-------- Extracted entries --------
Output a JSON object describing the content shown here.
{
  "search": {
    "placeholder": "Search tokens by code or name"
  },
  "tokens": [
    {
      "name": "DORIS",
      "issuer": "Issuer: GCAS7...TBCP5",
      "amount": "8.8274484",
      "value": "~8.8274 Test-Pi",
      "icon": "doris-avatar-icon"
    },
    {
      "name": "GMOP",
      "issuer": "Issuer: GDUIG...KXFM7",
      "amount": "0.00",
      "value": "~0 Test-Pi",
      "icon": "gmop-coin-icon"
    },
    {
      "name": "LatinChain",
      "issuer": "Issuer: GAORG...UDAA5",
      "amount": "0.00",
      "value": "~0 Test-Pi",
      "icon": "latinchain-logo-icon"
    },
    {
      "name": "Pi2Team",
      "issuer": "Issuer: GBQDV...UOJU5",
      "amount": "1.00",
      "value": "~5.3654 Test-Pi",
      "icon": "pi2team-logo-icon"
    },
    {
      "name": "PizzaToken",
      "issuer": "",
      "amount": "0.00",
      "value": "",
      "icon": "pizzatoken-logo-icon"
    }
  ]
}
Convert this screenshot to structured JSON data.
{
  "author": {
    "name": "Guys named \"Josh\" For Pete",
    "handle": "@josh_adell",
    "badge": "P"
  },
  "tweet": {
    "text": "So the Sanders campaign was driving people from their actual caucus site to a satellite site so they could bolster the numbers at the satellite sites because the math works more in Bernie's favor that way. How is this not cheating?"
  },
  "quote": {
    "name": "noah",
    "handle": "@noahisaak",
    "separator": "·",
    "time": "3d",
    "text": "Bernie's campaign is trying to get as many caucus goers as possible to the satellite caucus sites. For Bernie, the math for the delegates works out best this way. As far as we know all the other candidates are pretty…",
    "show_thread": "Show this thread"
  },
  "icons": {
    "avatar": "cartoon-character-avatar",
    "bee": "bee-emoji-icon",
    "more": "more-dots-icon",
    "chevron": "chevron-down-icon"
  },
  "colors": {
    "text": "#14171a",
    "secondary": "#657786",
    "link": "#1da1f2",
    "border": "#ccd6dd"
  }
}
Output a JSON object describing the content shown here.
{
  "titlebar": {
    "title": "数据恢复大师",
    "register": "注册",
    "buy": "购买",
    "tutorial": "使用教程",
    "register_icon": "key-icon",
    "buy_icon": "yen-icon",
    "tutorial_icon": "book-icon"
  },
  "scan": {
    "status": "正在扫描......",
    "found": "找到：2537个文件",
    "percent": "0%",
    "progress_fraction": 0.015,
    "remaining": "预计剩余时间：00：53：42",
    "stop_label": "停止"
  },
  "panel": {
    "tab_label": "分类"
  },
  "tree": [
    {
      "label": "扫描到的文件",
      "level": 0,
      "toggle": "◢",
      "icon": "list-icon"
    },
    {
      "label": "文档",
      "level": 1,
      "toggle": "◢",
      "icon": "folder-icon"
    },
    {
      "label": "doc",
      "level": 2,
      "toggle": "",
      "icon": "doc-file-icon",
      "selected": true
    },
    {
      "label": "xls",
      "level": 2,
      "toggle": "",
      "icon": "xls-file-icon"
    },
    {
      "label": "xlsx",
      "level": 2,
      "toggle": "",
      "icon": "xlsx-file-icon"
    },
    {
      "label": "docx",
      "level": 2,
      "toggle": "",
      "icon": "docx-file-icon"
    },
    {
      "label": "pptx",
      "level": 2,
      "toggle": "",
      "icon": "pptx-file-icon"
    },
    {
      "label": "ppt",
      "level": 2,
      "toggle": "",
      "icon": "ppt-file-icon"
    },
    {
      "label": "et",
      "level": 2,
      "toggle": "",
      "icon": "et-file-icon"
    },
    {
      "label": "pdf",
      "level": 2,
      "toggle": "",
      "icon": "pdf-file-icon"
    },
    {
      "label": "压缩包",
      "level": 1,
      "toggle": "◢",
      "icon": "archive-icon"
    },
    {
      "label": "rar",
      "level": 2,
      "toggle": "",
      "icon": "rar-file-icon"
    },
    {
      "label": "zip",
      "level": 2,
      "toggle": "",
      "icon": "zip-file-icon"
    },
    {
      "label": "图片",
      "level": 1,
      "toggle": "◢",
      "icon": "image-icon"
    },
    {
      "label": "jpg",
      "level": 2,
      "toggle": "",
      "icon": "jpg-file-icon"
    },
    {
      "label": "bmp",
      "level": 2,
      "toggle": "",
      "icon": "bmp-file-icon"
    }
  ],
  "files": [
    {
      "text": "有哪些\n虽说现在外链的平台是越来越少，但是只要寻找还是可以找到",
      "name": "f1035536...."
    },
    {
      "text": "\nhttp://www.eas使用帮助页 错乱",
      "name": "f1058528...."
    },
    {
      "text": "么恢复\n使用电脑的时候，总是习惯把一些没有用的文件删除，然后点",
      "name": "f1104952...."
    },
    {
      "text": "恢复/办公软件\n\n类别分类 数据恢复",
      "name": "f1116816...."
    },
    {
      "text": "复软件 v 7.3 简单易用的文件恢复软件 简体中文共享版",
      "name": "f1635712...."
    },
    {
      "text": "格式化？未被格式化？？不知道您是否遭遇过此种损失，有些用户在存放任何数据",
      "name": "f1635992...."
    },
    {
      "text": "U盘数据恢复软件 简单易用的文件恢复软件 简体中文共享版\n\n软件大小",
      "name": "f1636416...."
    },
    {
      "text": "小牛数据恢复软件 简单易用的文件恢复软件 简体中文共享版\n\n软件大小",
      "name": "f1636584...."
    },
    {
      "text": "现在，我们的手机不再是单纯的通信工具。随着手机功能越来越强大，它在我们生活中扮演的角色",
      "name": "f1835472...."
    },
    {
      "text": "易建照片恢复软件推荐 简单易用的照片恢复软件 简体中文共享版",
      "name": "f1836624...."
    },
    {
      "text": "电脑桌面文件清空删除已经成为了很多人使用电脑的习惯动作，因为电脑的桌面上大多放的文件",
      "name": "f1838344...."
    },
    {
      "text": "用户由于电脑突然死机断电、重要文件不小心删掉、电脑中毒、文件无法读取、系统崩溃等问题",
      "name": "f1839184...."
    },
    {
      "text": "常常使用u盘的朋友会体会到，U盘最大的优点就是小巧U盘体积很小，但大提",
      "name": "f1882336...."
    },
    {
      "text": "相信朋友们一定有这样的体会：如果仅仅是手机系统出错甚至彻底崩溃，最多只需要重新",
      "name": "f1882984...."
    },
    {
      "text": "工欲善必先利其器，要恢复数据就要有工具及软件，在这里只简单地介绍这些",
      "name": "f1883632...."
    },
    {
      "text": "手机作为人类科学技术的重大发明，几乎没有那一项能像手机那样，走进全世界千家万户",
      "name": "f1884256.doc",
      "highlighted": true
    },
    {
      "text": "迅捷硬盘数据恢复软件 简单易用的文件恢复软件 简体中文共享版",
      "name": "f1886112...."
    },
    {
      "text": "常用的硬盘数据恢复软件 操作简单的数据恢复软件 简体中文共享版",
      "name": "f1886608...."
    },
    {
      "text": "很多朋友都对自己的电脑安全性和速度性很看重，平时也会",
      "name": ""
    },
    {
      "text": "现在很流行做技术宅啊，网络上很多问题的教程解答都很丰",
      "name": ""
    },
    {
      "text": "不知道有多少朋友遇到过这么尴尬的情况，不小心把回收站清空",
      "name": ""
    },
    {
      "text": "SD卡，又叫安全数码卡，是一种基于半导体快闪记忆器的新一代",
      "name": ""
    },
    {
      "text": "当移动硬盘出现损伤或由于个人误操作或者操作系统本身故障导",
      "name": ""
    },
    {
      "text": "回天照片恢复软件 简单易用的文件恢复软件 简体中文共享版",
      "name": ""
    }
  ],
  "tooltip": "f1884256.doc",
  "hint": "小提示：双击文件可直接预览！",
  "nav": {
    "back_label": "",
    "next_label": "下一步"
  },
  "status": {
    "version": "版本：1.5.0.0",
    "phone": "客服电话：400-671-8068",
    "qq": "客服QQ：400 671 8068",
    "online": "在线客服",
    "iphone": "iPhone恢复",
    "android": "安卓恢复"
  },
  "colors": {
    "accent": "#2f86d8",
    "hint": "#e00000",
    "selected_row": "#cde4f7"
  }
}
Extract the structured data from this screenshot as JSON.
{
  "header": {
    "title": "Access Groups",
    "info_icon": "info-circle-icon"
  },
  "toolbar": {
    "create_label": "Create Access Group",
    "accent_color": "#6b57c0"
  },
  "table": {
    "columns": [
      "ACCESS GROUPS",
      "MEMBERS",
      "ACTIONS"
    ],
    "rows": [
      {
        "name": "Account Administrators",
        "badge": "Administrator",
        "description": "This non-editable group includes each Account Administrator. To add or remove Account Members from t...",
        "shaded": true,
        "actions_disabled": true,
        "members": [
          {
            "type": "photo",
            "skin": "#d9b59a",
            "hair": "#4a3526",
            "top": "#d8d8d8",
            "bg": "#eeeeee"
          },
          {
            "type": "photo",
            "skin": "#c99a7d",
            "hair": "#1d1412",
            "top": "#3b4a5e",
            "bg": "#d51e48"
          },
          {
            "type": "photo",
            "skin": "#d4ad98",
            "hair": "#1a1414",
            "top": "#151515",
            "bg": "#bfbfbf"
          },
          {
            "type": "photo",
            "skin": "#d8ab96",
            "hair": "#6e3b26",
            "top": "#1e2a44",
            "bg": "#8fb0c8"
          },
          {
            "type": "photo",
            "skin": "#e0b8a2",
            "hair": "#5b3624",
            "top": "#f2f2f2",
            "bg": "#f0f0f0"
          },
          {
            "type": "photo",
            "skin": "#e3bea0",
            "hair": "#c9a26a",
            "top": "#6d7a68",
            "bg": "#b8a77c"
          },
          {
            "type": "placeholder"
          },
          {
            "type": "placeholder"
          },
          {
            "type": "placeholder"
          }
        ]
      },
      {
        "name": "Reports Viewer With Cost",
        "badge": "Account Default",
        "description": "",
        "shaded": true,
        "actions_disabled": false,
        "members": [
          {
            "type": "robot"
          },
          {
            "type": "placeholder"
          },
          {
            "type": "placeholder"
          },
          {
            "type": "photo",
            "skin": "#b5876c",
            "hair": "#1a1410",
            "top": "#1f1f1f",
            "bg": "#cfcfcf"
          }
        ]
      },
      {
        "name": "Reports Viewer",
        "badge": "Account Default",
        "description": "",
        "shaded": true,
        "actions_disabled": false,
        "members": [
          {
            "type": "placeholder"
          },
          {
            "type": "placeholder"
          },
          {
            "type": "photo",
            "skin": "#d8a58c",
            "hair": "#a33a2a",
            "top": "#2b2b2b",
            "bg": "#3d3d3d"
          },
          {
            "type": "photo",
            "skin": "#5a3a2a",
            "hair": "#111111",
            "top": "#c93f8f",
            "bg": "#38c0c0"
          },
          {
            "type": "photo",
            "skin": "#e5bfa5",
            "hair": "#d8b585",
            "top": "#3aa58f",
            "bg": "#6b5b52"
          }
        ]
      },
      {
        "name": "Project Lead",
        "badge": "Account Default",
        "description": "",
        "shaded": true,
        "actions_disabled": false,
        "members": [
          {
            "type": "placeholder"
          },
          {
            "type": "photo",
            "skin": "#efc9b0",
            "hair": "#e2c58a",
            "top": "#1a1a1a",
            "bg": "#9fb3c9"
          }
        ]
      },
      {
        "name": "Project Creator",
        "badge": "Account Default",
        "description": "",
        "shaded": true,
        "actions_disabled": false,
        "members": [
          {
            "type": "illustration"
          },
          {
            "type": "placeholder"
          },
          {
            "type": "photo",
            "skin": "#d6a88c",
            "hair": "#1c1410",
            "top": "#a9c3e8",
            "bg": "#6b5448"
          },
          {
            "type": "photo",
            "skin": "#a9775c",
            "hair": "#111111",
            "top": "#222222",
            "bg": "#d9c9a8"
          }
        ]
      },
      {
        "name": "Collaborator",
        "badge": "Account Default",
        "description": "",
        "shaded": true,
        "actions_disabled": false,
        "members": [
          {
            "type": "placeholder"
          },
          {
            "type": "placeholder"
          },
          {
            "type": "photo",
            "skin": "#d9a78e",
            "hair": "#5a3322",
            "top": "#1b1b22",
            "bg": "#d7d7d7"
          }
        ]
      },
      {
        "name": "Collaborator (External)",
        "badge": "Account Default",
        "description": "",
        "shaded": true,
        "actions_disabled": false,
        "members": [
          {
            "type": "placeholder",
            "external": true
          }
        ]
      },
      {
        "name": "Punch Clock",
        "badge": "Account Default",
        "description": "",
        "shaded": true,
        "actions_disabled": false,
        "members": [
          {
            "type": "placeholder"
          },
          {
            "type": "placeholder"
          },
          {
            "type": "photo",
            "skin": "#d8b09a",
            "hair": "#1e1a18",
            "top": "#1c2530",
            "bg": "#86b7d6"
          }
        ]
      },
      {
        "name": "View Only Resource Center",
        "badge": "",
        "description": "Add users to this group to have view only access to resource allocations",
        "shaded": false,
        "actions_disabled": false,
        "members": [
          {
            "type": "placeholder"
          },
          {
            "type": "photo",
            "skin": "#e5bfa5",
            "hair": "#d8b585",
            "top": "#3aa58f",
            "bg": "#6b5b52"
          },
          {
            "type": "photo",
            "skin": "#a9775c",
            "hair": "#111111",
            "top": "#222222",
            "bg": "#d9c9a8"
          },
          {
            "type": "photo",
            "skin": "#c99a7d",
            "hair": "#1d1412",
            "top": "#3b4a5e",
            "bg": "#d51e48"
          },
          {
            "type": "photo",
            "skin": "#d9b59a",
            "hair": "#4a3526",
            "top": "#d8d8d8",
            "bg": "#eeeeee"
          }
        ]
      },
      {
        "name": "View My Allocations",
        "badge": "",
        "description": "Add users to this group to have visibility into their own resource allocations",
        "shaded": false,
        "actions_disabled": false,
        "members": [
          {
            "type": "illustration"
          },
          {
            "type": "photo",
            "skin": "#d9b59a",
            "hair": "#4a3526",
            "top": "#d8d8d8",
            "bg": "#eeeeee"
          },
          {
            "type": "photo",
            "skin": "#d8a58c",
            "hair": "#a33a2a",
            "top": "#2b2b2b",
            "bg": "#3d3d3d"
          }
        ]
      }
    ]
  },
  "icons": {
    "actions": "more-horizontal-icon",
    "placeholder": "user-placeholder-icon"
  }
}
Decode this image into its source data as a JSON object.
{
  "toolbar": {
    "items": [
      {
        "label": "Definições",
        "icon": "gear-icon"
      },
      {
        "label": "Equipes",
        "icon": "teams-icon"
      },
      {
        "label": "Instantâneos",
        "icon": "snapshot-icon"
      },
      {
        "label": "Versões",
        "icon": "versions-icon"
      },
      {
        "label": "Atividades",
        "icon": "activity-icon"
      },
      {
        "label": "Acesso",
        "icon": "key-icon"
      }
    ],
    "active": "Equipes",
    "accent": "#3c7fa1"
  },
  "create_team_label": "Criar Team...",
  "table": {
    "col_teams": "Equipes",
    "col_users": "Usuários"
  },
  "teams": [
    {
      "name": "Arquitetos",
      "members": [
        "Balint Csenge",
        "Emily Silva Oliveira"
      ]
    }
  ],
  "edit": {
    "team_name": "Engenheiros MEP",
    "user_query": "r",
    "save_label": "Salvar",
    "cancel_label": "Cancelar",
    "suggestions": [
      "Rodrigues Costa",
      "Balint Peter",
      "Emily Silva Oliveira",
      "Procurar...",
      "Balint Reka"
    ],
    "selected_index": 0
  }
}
--------
◆ Task to carry out ◆
Repeat only the stretch of lines that begins at the line containing "Decode this image" and ends at the last line above, both included.

◆ Exercise answer ◆
Decode this image into its source data as a JSON object.
{
  "toolbar": {
    "items": [
      {
        "label": "Definições",
        "icon": "gear-icon"
      },
      {
        "label": "Equipes",
        "icon": "teams-icon"
      },
      {
        "label": "Instantâneos",
        "icon": "snapshot-icon"
      },
      {
        "label": "Versões",
        "icon": "versions-icon"
      },
      {
        "label": "Atividades",
        "icon": "activity-icon"
      },
      {
        "label": "Acesso",
        "icon": "key-icon"
      }
    ],
    "active": "Equipes",
    "accent": "#3c7fa1"
  },
  "create_team_label": "Criar Team...",
  "table": {
    "col_teams": "Equipes",
    "col_users": "Usuários"
  },
  "teams": [
    {
      "name": "Arquitetos",
      "members": [
        "Balint Csenge",
        "Emily Silva Oliveira"
      ]
    }
  ],
  "edit": {
    "team_name": "Engenheiros MEP",
    "user_query": "r",
    "save_label": "Salvar",
    "cancel_label": "Cancelar",
    "suggestions": [
      "Rodrigues Costa",
      "Balint Peter",
      "Emily Silva Oliveira",
      "Procurar...",
      "Balint Reka"
    ],
    "selected_index": 0
  }
}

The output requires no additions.